=== Text block ===

On 9/23/19 1:53 PM, Markus Larsson wrote:
You already have a solution. Use the solution you have.


Not a solution, it's a bandaid to a much larger problem.


Fedora will not change to cater to this particular need.
Your opinions does not dictate what Fedora should/shouldn't do.


Yet Fedora expects other distros/DEs, *including their own spins* to cater to their decisions when those decisions aren't wanted or technically possible to begin with. That's hypocritical.



Your rants and all caps won't make anything change. Please try to deal with it and move on from this rather dead thread.


My apologies for interrupting your daily mailing list programming of package orphaning/retirement. I know everyone's waiting on their seats in anticipation of what packages are going orphaned/retired next, but the current discussion has evolved into something that very much impacts that very issue.


Let me break it down for you:


1. More fragmentation means more work to maintain and test everything.


2. More work to maintain and test everything requires more people.


3. More people means more roles that have to be filled which require experience.


4. Different people have different ideas on approaching problems, and since they have experience, they use that experience to fragment the desktop even more instead of compromising or working together. This is *Fedora*


5. More fragmentation angers developers who want to support the platform since they can't ensure that their software works remotely consistently. This is *me*.


6. Angry developers means less software for Linux.


7. Less software for Linux means less users.


8. Less users means a smaller pool of potential people to fill empty roles.


9. Empty roles means things go stale, bugs go unfixed, and no one has experience.


Make any sense? I know it doesn't perfectly loop back at the end but 1-4 does.



Br
M

On 23 September 2019 20:38:13 CEST, Ty Young <youngty1997@gmail.com> wrote:


On 9/23/19 10:00 AM, Michael Catanzaro wrote:
On Mon, Sep 23, 2019 at 9:50 am, Michael Catanzaro <mcatanzaro@gnome.org> wrote:
You're wasting your time. We're not going to run the X server as root just so you can overclock your GPU. Not a chance.


It isn't just to overclock my GPU, you're *BREAKING PEOPLE'S SOFTWARE, EVEN IF THEY ARE FLATPAK*. The whole point of Flatpak for an end user is cross-distro compatibility!


Anyway, while we won't do that Fedora... since you're clearly interested in customizing your system, you can do so for yourself. What you want to do is build gdm using the configure flag --disable-user-display-server. You can host your special gdm in a copr if you want to make it easier for other Nvidia overclockers to use it.

=== Given information ===

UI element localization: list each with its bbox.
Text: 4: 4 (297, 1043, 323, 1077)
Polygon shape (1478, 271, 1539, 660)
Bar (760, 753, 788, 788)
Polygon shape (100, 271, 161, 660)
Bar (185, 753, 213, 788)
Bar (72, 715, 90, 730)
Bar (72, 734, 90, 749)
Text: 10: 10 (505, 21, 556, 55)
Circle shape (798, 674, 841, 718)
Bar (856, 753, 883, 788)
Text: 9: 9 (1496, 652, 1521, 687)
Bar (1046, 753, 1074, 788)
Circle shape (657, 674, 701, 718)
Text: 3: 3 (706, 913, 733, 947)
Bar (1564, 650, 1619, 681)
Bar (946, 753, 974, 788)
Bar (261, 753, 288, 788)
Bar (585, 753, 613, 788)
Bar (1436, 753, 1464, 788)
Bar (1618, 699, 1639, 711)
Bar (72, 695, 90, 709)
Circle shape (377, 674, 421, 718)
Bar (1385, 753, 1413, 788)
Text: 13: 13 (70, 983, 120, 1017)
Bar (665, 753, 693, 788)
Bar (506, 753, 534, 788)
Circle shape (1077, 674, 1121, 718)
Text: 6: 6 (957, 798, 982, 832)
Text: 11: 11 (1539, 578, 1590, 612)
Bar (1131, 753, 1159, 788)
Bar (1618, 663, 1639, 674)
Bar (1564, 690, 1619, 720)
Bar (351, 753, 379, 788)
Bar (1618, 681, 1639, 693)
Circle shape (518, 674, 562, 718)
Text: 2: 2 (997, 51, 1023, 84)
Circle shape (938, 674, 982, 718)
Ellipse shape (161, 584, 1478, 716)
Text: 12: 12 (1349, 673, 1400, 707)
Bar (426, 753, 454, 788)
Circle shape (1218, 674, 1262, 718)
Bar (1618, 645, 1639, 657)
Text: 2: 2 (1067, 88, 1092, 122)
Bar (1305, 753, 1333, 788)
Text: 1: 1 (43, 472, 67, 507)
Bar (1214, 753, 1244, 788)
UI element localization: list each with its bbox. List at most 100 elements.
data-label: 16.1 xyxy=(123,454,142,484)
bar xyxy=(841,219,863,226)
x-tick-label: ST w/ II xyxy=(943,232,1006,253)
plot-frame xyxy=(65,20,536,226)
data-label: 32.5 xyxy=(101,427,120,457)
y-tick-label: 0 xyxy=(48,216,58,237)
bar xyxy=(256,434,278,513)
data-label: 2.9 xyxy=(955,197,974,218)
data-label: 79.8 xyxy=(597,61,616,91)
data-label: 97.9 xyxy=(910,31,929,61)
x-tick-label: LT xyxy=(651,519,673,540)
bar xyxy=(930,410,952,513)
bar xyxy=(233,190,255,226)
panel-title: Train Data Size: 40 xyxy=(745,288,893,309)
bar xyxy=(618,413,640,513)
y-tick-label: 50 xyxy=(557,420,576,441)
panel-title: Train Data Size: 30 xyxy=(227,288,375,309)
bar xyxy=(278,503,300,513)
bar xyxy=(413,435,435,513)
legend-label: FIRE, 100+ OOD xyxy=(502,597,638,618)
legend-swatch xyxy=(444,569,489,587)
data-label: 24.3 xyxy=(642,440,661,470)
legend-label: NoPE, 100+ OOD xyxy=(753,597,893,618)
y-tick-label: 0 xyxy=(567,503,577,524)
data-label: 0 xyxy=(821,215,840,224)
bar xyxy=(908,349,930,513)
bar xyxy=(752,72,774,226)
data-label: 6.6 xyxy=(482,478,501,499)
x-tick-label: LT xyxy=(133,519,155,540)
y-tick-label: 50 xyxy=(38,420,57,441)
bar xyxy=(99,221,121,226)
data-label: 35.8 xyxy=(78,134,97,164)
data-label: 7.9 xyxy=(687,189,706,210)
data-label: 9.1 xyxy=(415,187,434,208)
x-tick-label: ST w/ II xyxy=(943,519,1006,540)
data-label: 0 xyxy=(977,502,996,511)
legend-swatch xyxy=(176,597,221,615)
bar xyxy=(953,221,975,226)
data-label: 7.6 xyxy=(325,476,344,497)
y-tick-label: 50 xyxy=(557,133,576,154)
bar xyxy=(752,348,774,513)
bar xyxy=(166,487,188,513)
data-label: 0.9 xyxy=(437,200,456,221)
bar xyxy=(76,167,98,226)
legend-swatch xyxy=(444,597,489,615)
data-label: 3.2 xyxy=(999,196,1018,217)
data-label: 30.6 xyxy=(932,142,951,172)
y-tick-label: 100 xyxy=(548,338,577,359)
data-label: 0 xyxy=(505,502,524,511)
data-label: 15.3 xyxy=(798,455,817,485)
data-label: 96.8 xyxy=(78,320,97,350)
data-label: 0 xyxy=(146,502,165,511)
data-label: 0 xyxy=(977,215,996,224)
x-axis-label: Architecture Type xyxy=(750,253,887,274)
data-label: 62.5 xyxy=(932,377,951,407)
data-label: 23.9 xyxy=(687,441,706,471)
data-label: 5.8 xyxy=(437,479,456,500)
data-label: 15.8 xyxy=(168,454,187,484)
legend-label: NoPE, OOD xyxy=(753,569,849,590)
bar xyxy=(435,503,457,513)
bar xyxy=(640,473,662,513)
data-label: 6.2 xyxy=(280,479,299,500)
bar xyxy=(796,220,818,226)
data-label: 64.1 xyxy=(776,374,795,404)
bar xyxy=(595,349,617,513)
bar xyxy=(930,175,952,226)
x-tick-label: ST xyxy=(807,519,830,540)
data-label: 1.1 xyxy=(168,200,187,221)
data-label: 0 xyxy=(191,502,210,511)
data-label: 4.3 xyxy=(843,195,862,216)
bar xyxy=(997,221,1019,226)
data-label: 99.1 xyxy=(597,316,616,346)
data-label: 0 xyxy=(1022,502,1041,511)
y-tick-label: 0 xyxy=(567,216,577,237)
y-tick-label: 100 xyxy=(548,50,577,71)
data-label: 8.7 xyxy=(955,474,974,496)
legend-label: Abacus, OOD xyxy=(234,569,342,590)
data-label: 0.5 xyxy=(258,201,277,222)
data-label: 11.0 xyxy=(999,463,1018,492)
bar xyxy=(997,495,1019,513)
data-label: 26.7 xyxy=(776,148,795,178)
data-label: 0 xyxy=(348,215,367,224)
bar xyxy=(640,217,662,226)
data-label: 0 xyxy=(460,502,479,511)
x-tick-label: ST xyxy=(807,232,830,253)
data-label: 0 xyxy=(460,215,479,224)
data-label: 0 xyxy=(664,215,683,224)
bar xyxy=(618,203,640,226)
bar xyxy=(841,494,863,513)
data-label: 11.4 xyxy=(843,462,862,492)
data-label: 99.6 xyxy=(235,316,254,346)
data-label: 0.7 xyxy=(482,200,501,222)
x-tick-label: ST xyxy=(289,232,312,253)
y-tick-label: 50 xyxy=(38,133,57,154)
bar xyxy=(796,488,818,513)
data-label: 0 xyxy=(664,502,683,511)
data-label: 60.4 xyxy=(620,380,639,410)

===

◆ **Work order A**
Answer these questions about the Fedora mailing-list thread:
(i) Which configure flag is suggested for building gdm?
(ii) According to point 6 of the numbered list, what do angry developers mean?
(iii) Where does the thread say the special gdm could be hosted?
◆ **Work order B**
Name every person mentioned by full name in the Fedora mailing-list thread.
◆ **Work order C**
Continue the Fedora mailing-list thread from its last sentence.
The entries have nothing to do with what is asked here.

◆ **Expected output A**
(i) --disable-user-display-server
(ii) Less software for Linux.
(iii) In a copr.

◆ **Expected output B**
Markus Larsson, Ty Young, Michael Catanzaro

◆ **Expected output C**
This is entirely unnecessary. You can enable root X. Org via the config option. A random user's COPR repo isn't a whole lot safer.



See https://fedoraproject.org/wiki/Changes/XorgWithoutRootRights for why this was changed (over five years ago!). The changes were made upstream, so there is nothing Fedora-specific here. If you use GNOME on most other distros, you should see the same behavior.


Five years ago and yet no other DE besides Gnome supports it. Five years and many distros that even use Gnome don't even have it enabled by default. Five years and Fedora has done nothing to make other DEs support it despite the fact that Fedora is the only one that actually wants the change to begin with.


Lets *actually read* that link, shall we?


>The user experience will be unchanged


This is a blatant lie. Breaking people's software absolutely impacts the user experience.


>Desktop product: gdm, Ray Strode is working on this: ?

>KDE spin: ?

>XFCE spin: ?

>LXDE spin: ?


Look at that broad DE support. It's *almost* like no one cares or wants this, even after 5 years! There are still open bug reports on multiple distros/DEs that haven't been worked on or updated in years.


>Having the xserver not run as root reduces Fedora's attack surface.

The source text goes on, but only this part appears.